== Texte source ==

WIDMARK RICHARD (1914-2008)
Richard Widmark n'a jamais été une grande vedette, et n'a jamais obtenu d'oscar, si ce n'est une citation. Peu de vedettes et de récipiendaires de trophées peuvent cependant s'enorgueillir d'une carrière d'une pareille qualité. Quel que soit son rôle, principal, secondaire ou épisodique, quel que soit son emploi, « méchant » ou « bon », il se montrait toujours juste, sans la moindre « bavure ». Capable d'interpréter des rôles aussi divers que celui d'un psychopathe, d'un intellectuel, d'un tueur, d'un médecin, d'un militaire ou d'un homme d'affaires, il trouvait toujours le ton qui convenait au personnage.
Richard Widmark avait un jeu tout à la fois tendu et désinvolte, physique et intellectuel, instinctif et cérébral. Il était autant à l'aise dans le rôle d'un individu dominé par ses sentiments que dans celui d'un individu qui les contrôle, dans l'interprétation d'un personnage sympathique comme totalement antipathique, sans qu'il y ait hiatus, la différence de jeu restant des plus subtiles. Si bien qu'il excellait dans les rôles de « méchants » et de personnages « rongés de l'intérieur », comme le fils à la recherche de l'assassin de son père de Backlash (Coup de fouet en retour, 1956) de John Sturges, l'officier confédéré borgne obsédé par l'idée de perdre l'autre œil d'Alvarez Kelly (1969) d'Edward Dmytryk, ou encore le policier lancé à la poursuite suicidaire d'un assassin qui lui a échappé dans Madigan (1968) de Donald Siegel.

===
== Section des données ==

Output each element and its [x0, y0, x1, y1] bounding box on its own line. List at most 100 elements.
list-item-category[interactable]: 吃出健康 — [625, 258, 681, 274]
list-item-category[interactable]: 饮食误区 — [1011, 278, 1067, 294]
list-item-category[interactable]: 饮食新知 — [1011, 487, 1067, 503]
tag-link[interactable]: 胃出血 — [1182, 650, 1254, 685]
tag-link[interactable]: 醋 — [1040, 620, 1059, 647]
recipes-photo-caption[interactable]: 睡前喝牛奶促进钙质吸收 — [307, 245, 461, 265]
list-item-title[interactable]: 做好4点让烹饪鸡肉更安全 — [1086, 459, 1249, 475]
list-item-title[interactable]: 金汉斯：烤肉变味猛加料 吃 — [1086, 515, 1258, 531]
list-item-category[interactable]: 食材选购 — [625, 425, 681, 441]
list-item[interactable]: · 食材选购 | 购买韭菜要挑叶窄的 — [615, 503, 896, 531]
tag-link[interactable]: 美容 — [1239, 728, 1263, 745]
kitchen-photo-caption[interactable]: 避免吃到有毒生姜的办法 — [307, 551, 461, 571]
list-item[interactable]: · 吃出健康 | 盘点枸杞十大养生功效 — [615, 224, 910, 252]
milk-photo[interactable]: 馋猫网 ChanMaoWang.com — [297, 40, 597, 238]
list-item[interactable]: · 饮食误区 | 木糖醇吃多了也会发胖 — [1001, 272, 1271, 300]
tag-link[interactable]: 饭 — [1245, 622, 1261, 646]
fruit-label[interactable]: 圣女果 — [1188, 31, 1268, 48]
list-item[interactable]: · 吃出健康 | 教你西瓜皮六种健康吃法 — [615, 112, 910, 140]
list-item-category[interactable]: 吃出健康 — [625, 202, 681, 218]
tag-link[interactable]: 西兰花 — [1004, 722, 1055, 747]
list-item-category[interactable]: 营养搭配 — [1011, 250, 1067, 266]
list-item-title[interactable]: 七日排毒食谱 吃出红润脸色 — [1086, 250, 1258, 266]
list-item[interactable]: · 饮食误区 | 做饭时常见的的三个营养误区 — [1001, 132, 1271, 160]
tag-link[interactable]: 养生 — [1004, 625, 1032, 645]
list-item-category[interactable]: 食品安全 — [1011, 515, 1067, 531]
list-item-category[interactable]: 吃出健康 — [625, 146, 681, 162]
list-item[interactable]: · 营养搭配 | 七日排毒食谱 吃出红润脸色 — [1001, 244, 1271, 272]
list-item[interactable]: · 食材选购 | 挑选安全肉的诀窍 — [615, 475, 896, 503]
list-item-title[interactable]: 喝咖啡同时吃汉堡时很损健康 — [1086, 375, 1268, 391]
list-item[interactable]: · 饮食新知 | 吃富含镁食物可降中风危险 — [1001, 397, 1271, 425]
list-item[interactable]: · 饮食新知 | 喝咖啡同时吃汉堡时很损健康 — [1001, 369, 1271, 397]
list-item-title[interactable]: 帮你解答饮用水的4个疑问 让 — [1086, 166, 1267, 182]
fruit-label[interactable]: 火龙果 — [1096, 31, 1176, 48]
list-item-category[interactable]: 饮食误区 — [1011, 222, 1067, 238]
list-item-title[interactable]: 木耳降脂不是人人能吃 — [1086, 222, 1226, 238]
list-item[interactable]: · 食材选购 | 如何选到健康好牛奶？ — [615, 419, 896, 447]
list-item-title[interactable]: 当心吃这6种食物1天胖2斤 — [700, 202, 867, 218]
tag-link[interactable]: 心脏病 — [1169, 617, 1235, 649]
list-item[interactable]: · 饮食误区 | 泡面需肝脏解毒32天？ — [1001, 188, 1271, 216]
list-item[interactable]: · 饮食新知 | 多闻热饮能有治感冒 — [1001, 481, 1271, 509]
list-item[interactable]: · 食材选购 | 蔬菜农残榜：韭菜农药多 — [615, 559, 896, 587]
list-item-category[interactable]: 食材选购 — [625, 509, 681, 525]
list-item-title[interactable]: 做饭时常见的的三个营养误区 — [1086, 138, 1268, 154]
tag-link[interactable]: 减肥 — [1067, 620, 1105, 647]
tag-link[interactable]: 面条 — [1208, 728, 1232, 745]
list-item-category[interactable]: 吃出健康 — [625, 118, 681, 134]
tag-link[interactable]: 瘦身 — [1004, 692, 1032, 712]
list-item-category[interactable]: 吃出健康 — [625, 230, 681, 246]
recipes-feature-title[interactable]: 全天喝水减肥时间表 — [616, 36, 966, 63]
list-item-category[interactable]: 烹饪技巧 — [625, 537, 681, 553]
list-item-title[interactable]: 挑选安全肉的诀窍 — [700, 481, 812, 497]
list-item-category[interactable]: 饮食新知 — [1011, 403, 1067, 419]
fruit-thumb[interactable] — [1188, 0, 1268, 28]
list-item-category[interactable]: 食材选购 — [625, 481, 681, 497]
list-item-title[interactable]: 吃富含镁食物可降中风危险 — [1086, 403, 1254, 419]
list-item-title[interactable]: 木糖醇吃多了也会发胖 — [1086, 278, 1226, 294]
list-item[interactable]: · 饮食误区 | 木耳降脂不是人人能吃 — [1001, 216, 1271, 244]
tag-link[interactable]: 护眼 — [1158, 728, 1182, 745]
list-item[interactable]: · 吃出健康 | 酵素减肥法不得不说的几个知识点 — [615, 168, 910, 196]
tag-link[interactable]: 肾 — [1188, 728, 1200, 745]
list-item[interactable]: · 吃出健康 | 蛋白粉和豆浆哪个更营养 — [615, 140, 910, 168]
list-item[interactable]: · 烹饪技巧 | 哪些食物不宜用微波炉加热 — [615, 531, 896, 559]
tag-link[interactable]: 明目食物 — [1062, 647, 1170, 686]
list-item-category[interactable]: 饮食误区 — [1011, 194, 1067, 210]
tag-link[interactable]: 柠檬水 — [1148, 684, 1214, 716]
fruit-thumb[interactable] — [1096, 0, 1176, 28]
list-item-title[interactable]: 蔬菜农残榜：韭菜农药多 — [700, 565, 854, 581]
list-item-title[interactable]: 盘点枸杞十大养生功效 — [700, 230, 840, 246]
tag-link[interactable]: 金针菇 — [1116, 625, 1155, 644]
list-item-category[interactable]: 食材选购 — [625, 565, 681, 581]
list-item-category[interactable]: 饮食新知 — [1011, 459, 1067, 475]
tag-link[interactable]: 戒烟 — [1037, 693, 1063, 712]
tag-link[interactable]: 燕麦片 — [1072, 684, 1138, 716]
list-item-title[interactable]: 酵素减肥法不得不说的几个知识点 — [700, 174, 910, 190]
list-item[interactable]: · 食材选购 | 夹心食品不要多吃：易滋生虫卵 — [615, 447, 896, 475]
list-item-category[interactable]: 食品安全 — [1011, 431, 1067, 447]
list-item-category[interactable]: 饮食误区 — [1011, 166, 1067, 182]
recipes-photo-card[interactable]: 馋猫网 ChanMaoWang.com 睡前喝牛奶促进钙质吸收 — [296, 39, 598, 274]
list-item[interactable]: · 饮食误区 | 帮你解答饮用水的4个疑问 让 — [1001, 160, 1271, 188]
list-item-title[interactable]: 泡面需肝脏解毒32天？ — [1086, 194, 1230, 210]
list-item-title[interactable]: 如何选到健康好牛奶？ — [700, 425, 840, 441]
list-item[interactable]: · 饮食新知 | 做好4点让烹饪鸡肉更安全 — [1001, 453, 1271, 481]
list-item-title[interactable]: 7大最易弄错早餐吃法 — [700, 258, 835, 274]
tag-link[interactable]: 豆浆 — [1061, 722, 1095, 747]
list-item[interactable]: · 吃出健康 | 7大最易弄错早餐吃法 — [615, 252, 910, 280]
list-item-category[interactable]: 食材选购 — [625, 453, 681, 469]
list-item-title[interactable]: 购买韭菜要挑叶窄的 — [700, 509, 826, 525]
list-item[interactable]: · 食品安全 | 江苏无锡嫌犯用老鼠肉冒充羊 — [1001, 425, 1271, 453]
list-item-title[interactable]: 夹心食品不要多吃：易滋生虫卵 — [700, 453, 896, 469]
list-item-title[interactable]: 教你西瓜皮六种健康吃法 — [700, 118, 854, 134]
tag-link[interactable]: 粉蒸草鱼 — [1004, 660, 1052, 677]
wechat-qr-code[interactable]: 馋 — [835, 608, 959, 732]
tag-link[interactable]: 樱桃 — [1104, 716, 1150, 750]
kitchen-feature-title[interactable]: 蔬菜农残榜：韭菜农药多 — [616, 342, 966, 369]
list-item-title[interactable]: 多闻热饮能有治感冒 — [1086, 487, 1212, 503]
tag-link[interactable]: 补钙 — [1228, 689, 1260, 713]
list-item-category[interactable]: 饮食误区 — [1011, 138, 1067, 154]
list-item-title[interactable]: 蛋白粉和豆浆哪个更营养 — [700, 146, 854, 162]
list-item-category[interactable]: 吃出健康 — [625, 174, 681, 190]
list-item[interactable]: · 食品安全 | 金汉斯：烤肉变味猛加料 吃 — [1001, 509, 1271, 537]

===

À faire »
1. Dans le texte sur Richard Widmark, relevez tous les personnages que l'acteur était capable d'interpréter d'après la phrase qui commence par « Capable d'interpréter ».
2. Indiquez s'il vous plaît si chaque affirmation concorde avec le texte sur Richard Widmark, en répondant par oui ou non et en citant les mots décisifs : (a) Richard Widmark a obtenu un oscar. (b) Madigan est un film de Donald Siegel sorti en 1968. (c) Dans Backlash, il joue un officier confédéré borgne.

Réponses de l'exercice »
1. Un psychopathe, un intellectuel, un tueur, un médecin, un militaire et un homme d'affaires.

2.
(a) Non : « n'a jamais obtenu d'oscar, si ce n'est une citation ».
(b) Oui : « Madigan (1968) de Donald Siegel ».
(c) Non : « le fils à la recherche de l'assassin de son père de Backlash ».